--- WORK INSTRUCTION ---
Please print each entry below exactly as it stands, but without any pictures.

--- SOURCE INFORMATION ---
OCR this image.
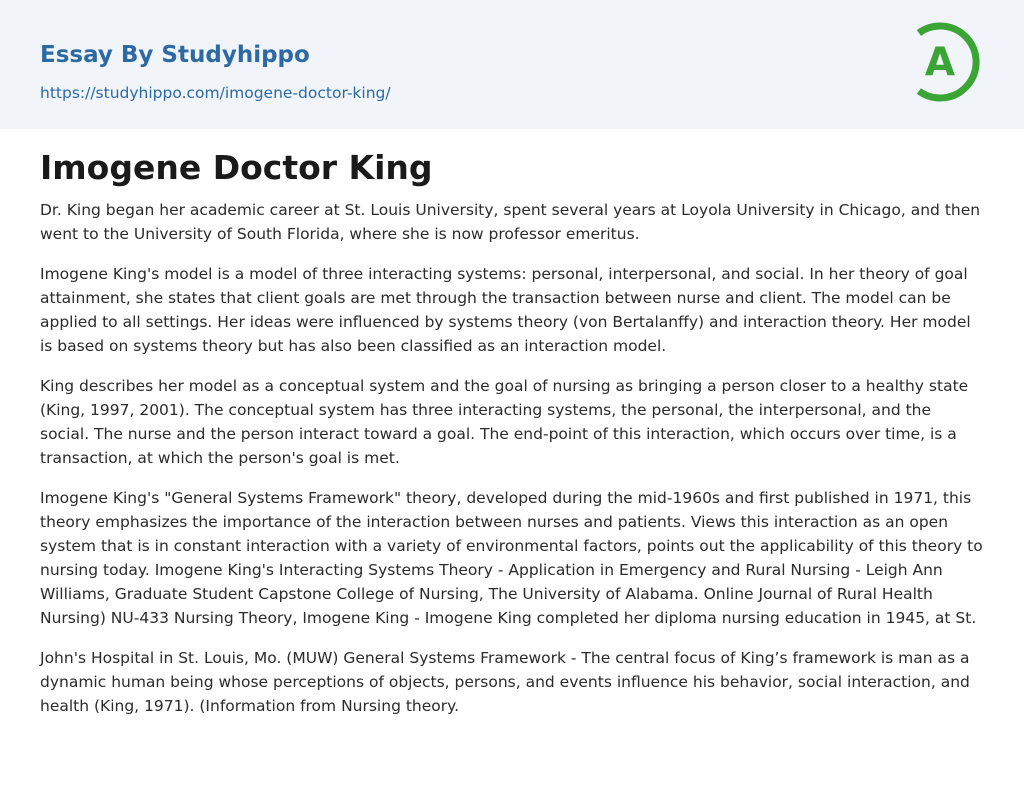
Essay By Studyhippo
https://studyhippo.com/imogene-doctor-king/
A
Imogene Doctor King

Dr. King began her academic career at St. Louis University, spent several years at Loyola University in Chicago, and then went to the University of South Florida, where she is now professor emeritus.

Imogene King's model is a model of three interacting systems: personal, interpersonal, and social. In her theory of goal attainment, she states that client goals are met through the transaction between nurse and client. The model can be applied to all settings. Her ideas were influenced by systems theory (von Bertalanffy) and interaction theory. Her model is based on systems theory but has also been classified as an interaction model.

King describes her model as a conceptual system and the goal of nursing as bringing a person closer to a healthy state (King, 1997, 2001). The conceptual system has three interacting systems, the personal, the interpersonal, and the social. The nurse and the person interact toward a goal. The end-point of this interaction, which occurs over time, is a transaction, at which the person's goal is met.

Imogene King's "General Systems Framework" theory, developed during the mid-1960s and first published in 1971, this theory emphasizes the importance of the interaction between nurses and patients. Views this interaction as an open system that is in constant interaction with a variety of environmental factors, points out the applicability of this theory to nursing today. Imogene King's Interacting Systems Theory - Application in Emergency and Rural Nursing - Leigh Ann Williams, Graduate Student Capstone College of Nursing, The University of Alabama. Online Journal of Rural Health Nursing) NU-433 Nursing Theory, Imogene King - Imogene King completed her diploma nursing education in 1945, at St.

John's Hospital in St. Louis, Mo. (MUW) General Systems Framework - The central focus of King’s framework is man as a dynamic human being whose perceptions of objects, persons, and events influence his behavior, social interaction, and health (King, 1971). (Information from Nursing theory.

--- EXERCISE ANSWER ---
OCR this image.
Essay By Studyhippo
https://studyhippo.com/imogene-doctor-king/
A
Imogene Doctor King

Dr. King began her academic career at St. Louis University, spent several years at Loyola University in Chicago, and then went to the University of South Florida, where she is now professor emeritus.

Imogene King's model is a model of three interacting systems: personal, interpersonal, and social. In her theory of goal attainment, she states that client goals are met through the transaction between nurse and client. The model can be applied to all settings. Her ideas were influenced by systems theory (von Bertalanffy) and interaction theory. Her model is based on systems theory but has also been classified as an interaction model.

King describes her model as a conceptual system and the goal of nursing as bringing a person closer to a healthy state (King, 1997, 2001). The conceptual system has three interacting systems, the personal, the interpersonal, and the social. The nurse and the person interact toward a goal. The end-point of this interaction, which occurs over time, is a transaction, at which the person's goal is met.

Imogene King's "General Systems Framework" theory, developed during the mid-1960s and first published in 1971, this theory emphasizes the importance of the interaction between nurses and patients. Views this interaction as an open system that is in constant interaction with a variety of environmental factors, points out the applicability of this theory to nursing today. Imogene King's Interacting Systems Theory - Application in Emergency and Rural Nursing - Leigh Ann Williams, Graduate Student Capstone College of Nursing, The University of Alabama. Online Journal of Rural Health Nursing) NU-433 Nursing Theory, Imogene King - Imogene King completed her diploma nursing education in 1945, at St.

John's Hospital in St. Louis, Mo. (MUW) General Systems Framework - The central focus of King’s framework is man as a dynamic human being whose perceptions of objects, persons, and events influence his behavior, social interaction, and health (King, 1971). (Information from Nursing theory.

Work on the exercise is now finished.